* _SET PROBLEM_: Copy out all of the data below with no alterations.
* Begin *
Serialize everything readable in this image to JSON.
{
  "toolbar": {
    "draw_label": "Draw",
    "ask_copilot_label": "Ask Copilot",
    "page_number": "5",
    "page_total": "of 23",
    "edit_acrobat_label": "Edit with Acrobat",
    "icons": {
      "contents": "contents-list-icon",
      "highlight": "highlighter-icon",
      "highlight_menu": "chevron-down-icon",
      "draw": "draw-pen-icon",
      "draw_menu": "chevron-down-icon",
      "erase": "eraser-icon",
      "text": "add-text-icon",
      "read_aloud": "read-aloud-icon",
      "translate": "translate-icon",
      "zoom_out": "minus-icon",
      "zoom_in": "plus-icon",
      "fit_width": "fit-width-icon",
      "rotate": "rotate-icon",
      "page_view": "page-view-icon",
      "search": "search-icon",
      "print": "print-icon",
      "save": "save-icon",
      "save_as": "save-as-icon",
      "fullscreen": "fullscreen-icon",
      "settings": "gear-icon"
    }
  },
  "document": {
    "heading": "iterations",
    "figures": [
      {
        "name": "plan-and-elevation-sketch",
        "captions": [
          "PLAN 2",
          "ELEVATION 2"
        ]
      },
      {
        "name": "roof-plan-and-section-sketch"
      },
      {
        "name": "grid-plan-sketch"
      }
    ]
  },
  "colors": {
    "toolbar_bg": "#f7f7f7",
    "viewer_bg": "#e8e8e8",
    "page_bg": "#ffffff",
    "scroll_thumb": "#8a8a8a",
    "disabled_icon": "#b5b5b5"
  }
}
* End *
* _CORRECT RESULT_:
Serialize everything readable in this image to JSON.
{
  "toolbar": {
    "draw_label": "Draw",
    "ask_copilot_label": "Ask Copilot",
    "page_number": "5",
    "page_total": "of 23",
    "edit_acrobat_label": "Edit with Acrobat",
    "icons": {
      "contents": "contents-list-icon",
      "highlight": "highlighter-icon",
      "highlight_menu": "chevron-down-icon",
      "draw": "draw-pen-icon",
      "draw_menu": "chevron-down-icon",
      "erase": "eraser-icon",
      "text": "add-text-icon",
      "read_aloud": "read-aloud-icon",
      "translate": "translate-icon",
      "zoom_out": "minus-icon",
      "zoom_in": "plus-icon",
      "fit_width": "fit-width-icon",
      "rotate": "rotate-icon",
      "page_view": "page-view-icon",
      "search": "search-icon",
      "print": "print-icon",
      "save": "save-icon",
      "save_as": "save-as-icon",
      "fullscreen": "fullscreen-icon",
      "settings": "gear-icon"
    }
  },
  "document": {
    "heading": "iterations",
    "figures": [
      {
        "name": "plan-and-elevation-sketch",
        "captions": [
          "PLAN 2",
          "ELEVATION 2"
        ]
      },
      {
        "name": "roof-plan-and-section-sketch"
      },
      {
        "name": "grid-plan-sketch"
      }
    ]
  },
  "colors": {
    "toolbar_bg": "#f7f7f7",
    "viewer_bg": "#e8e8e8",
    "page_bg": "#ffffff",
    "scroll_thumb": "#8a8a8a",
    "disabled_icon": "#b5b5b5"
  }
}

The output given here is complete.